--- To do ---
Repeat the records from the beginning up to and including the line with "edit-button[interactable]: edit [14, 101, 70, 137]".

** Begin Recorded data **

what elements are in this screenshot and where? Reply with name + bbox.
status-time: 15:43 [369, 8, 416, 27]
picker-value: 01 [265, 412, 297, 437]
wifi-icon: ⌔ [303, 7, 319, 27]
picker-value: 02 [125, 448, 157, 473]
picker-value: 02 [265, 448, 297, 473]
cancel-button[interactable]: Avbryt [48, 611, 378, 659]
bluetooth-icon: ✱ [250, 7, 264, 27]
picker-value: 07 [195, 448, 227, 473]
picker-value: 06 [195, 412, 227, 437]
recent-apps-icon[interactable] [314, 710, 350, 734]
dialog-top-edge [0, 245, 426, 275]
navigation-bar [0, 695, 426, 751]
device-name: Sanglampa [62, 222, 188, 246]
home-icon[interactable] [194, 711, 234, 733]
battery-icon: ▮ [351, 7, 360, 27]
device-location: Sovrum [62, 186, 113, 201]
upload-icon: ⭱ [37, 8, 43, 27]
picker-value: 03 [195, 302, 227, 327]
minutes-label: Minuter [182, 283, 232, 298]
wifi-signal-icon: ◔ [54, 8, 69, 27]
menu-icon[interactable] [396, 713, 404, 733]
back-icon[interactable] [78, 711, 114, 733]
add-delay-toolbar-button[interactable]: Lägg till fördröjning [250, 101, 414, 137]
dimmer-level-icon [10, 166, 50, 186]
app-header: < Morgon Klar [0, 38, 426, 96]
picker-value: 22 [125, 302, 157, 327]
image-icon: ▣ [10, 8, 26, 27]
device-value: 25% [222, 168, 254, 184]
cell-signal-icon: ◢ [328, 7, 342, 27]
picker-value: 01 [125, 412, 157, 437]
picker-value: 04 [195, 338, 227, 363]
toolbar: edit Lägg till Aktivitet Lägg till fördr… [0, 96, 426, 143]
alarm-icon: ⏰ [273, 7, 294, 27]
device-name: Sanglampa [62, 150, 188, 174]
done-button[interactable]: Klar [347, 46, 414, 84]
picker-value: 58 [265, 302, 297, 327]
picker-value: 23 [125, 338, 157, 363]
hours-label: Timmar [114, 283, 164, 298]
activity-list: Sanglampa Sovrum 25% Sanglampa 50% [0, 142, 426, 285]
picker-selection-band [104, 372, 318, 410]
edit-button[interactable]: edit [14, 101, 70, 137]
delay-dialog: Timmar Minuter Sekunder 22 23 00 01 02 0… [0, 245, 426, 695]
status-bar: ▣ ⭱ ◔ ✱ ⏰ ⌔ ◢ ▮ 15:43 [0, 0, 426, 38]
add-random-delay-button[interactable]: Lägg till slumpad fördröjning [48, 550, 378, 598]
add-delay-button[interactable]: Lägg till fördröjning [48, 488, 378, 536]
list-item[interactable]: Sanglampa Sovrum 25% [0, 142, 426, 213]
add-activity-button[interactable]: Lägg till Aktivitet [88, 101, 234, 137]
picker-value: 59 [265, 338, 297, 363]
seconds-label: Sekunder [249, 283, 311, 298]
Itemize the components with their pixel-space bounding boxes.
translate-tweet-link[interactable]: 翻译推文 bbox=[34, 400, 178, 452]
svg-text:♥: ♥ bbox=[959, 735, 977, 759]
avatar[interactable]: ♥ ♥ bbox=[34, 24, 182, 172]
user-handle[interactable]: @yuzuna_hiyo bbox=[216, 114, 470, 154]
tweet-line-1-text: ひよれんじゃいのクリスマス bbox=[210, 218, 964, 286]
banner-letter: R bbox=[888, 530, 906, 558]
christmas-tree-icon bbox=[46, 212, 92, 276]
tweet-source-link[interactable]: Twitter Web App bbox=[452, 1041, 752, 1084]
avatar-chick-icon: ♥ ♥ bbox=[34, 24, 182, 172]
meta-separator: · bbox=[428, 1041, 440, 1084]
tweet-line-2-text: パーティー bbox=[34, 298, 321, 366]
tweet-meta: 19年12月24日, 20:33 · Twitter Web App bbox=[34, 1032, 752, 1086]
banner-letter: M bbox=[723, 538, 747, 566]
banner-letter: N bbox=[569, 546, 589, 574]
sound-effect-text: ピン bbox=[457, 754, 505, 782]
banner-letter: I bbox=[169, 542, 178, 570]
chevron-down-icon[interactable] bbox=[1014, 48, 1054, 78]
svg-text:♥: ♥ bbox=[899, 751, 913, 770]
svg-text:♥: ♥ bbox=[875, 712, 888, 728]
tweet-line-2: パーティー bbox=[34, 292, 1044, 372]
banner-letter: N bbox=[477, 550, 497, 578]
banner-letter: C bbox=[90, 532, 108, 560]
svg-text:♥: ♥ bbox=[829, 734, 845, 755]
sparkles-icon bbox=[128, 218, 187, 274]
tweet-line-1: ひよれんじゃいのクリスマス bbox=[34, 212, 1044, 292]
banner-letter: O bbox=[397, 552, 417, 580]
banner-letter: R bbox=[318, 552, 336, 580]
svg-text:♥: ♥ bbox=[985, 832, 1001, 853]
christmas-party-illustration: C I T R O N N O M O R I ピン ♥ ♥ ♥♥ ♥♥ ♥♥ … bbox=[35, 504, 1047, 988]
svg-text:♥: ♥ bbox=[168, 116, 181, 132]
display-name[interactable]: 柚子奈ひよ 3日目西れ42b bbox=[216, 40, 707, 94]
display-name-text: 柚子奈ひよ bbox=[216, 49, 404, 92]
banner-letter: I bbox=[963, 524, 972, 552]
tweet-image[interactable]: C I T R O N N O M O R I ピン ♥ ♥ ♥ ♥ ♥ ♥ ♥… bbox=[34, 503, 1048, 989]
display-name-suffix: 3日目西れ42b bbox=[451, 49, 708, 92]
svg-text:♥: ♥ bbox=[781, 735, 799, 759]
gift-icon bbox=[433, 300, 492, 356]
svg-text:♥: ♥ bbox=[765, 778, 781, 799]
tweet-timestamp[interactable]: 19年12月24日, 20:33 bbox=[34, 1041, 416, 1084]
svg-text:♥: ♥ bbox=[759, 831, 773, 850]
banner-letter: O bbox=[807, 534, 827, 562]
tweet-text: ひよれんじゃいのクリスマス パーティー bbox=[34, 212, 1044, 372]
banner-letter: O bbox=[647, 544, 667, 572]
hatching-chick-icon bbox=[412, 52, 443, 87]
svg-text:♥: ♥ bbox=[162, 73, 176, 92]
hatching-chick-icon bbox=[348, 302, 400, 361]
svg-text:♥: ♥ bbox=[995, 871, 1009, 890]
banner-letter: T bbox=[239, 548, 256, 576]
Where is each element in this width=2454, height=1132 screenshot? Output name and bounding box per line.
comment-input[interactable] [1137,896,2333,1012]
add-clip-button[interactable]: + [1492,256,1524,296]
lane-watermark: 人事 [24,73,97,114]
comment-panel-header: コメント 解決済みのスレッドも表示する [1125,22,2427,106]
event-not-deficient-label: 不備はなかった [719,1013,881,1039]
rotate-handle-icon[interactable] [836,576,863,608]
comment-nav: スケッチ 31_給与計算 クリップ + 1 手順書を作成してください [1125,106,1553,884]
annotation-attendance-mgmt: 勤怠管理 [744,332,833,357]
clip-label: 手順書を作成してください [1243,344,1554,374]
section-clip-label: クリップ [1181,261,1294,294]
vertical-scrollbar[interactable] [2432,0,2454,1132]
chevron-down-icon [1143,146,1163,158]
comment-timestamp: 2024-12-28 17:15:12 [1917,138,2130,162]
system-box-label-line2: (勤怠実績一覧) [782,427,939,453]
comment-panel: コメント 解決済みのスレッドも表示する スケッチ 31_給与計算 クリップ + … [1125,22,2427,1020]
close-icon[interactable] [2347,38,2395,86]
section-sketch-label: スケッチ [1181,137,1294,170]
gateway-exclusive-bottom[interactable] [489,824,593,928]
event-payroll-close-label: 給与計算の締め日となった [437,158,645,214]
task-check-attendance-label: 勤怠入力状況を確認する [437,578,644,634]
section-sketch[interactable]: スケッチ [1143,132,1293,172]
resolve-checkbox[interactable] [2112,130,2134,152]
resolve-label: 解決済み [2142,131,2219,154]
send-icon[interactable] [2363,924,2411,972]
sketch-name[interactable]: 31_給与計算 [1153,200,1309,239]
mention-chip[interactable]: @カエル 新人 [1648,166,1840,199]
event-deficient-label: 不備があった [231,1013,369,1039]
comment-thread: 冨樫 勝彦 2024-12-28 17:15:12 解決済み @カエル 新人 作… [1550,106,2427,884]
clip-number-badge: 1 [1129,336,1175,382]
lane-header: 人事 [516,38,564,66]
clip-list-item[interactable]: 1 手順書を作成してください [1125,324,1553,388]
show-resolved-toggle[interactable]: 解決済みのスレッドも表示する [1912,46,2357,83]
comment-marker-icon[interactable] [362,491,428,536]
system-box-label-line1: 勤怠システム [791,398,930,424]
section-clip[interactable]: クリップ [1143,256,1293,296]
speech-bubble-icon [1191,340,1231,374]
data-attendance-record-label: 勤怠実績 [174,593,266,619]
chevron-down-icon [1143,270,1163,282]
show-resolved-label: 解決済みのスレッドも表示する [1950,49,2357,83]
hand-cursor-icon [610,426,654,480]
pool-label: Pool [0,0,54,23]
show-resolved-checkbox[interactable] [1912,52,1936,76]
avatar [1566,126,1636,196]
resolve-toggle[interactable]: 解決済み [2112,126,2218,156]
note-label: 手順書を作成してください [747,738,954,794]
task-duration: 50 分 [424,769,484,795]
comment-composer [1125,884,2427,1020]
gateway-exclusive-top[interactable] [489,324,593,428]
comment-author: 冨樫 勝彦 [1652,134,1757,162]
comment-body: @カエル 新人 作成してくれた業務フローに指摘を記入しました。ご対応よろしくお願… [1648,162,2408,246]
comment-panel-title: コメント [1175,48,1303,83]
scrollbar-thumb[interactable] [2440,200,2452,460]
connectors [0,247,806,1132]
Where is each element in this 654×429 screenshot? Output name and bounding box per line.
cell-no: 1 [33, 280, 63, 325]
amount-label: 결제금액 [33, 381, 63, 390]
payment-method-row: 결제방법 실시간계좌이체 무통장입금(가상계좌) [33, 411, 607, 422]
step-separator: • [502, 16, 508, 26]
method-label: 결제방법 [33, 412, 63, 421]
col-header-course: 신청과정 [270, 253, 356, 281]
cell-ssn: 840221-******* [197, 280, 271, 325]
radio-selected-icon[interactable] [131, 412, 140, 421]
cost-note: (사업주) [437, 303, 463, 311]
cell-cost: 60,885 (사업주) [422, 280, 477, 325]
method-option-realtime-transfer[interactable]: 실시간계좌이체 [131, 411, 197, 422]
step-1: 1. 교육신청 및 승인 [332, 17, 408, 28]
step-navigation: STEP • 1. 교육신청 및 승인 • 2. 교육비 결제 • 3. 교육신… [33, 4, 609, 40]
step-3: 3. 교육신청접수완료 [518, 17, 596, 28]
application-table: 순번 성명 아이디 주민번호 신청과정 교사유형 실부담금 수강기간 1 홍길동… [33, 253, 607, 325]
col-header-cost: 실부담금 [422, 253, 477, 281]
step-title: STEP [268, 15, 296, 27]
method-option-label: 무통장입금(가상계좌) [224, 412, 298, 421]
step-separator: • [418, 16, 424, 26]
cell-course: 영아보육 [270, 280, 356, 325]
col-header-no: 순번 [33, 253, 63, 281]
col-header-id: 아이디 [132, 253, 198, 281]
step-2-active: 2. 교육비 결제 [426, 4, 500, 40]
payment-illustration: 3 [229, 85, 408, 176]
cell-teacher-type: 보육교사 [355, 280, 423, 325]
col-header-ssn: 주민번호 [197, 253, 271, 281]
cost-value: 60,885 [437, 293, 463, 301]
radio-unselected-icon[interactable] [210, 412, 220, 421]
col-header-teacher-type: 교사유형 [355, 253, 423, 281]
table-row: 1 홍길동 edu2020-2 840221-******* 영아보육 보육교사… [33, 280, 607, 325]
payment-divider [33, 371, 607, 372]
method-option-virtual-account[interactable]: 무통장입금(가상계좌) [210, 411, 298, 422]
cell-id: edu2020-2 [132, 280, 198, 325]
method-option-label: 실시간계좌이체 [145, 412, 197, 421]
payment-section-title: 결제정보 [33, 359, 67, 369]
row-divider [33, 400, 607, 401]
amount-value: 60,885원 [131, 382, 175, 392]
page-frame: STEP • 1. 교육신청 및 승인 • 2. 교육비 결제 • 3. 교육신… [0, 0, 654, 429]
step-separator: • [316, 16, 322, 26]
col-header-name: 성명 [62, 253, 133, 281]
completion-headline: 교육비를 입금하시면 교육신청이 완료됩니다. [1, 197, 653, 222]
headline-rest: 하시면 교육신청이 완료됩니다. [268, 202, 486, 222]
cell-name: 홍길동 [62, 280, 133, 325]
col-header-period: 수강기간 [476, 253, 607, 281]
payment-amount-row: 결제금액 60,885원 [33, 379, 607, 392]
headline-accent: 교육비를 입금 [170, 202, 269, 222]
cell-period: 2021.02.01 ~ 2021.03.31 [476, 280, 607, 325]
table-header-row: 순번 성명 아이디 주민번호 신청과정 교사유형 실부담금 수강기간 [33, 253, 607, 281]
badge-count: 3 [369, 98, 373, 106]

** End Recorded data **

--- Complete response ---
what elements are in this screenshot and where? Reply with name + bbox.
status-time: 15:43 [369, 8, 416, 27]
picker-value: 01 [265, 412, 297, 437]
wifi-icon: ⌔ [303, 7, 319, 27]
picker-value: 02 [125, 448, 157, 473]
picker-value: 02 [265, 448, 297, 473]
cancel-button[interactable]: Avbryt [48, 611, 378, 659]
bluetooth-icon: ✱ [250, 7, 264, 27]
picker-value: 07 [195, 448, 227, 473]
picker-value: 06 [195, 412, 227, 437]
recent-apps-icon[interactable] [314, 710, 350, 734]
dialog-top-edge [0, 245, 426, 275]
navigation-bar [0, 695, 426, 751]
device-name: Sanglampa [62, 222, 188, 246]
home-icon[interactable] [194, 711, 234, 733]
battery-icon: ▮ [351, 7, 360, 27]
device-location: Sovrum [62, 186, 113, 201]
upload-icon: ⭱ [37, 8, 43, 27]
picker-value: 03 [195, 302, 227, 327]
minutes-label: Minuter [182, 283, 232, 298]
wifi-signal-icon: ◔ [54, 8, 69, 27]
menu-icon[interactable] [396, 713, 404, 733]
back-icon[interactable] [78, 711, 114, 733]
add-delay-toolbar-button[interactable]: Lägg till fördröjning [250, 101, 414, 137]
dimmer-level-icon [10, 166, 50, 186]
app-header: < Morgon Klar [0, 38, 426, 96]
picker-value: 22 [125, 302, 157, 327]
image-icon: ▣ [10, 8, 26, 27]
device-value: 25% [222, 168, 254, 184]
cell-signal-icon: ◢ [328, 7, 342, 27]
picker-value: 01 [125, 412, 157, 437]
picker-value: 04 [195, 338, 227, 363]
toolbar: edit Lägg till Aktivitet Lägg till fördr… [0, 96, 426, 143]
alarm-icon: ⏰ [273, 7, 294, 27]
device-name: Sanglampa [62, 150, 188, 174]
done-button[interactable]: Klar [347, 46, 414, 84]
picker-value: 58 [265, 302, 297, 327]
picker-value: 23 [125, 338, 157, 363]
hours-label: Timmar [114, 283, 164, 298]
activity-list: Sanglampa Sovrum 25% Sanglampa 50% [0, 142, 426, 285]
picker-selection-band [104, 372, 318, 410]
edit-button[interactable]: edit [14, 101, 70, 137]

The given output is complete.